[Required work]
Reply with only the number of lines that contain the string "difference".

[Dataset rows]
__________________________________________________
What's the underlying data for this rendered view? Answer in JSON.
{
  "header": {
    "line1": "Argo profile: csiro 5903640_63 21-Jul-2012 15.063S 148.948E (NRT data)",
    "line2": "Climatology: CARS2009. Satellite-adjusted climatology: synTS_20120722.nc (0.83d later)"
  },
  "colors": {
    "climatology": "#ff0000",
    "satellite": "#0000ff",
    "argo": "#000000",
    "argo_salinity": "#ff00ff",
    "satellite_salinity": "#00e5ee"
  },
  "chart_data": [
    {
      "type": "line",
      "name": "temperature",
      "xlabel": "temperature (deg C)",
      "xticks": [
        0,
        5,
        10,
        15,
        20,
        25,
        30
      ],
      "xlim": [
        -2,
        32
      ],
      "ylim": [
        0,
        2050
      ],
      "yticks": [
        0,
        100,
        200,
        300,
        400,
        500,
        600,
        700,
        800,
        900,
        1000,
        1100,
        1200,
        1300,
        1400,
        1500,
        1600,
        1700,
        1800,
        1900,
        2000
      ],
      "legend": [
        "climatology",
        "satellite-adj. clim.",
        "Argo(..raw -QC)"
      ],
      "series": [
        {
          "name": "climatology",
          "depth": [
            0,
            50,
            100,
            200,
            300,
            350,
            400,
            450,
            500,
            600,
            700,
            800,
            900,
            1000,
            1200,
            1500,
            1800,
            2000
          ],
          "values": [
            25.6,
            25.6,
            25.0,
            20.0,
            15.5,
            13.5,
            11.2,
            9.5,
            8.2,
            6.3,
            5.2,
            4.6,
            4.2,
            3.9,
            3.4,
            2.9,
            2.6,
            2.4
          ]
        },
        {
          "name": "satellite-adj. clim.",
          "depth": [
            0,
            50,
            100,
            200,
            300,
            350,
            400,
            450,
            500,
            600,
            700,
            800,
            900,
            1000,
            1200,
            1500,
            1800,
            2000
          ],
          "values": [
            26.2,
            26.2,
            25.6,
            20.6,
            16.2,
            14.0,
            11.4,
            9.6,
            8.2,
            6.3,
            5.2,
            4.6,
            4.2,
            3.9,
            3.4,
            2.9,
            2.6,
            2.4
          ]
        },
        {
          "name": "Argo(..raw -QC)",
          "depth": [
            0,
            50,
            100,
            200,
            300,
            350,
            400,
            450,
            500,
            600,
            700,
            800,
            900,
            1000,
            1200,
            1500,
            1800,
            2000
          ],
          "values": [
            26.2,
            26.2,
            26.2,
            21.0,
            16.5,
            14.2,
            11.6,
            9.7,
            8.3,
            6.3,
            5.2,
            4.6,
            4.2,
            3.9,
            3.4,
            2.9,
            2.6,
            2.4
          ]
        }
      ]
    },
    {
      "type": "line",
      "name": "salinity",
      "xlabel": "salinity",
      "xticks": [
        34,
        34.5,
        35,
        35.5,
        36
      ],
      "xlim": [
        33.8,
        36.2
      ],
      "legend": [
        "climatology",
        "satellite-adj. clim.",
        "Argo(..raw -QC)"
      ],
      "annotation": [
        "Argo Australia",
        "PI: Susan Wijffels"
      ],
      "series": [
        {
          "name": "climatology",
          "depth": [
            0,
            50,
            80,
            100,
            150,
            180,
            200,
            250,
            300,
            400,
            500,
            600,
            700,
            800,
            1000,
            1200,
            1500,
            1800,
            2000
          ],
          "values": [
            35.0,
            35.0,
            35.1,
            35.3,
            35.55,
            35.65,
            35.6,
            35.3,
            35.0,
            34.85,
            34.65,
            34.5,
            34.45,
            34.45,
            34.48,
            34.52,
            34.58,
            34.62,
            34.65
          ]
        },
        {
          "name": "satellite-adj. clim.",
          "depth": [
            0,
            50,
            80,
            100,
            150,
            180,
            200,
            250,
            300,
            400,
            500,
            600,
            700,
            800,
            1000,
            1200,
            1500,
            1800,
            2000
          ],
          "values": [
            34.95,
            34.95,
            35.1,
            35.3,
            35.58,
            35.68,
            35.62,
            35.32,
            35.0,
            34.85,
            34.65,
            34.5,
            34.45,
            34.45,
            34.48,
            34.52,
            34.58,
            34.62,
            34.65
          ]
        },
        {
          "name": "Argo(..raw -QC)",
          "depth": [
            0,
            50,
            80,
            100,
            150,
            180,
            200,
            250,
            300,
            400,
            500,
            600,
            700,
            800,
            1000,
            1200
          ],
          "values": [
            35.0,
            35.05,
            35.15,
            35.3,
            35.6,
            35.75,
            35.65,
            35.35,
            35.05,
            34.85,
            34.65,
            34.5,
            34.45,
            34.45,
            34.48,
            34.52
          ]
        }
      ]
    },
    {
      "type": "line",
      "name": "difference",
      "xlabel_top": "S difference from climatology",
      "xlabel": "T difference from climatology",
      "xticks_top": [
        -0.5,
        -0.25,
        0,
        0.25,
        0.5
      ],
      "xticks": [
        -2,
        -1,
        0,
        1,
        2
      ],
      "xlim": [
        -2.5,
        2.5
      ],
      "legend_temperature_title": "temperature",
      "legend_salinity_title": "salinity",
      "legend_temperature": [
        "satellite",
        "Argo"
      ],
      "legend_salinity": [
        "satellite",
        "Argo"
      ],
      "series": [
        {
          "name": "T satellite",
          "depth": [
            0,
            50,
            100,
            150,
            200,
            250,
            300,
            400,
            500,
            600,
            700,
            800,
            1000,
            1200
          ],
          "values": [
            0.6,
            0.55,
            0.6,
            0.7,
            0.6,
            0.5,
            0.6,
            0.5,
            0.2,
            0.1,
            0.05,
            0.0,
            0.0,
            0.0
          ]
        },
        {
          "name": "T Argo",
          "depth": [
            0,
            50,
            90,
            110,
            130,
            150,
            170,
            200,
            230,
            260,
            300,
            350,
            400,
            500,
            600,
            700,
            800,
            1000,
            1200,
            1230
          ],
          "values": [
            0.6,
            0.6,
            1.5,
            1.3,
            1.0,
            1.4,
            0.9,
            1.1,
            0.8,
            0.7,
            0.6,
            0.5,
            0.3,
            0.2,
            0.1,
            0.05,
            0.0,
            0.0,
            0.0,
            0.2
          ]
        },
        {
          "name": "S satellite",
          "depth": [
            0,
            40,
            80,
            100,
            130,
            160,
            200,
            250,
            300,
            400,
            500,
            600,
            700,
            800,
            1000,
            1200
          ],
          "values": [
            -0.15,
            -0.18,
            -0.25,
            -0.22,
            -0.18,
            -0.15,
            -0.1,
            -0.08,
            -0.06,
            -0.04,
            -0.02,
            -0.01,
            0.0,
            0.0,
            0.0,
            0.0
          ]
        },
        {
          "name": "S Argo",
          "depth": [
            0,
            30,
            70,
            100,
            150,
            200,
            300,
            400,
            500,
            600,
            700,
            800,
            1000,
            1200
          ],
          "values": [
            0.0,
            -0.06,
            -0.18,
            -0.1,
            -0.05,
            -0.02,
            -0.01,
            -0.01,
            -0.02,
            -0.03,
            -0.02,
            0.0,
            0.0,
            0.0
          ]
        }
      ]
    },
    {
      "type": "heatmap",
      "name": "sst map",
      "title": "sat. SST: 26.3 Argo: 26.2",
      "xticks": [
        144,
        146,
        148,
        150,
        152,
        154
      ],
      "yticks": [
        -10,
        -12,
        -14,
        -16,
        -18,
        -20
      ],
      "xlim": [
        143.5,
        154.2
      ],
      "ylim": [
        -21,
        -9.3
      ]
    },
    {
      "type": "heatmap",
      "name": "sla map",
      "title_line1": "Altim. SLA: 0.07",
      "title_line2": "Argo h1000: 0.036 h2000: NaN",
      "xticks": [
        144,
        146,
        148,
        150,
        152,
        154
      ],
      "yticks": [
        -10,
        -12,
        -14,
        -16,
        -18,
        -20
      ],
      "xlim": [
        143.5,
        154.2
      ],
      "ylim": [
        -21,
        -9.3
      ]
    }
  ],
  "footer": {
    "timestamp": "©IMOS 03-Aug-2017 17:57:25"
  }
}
__________________________________________________
[Reply to the exercise]
3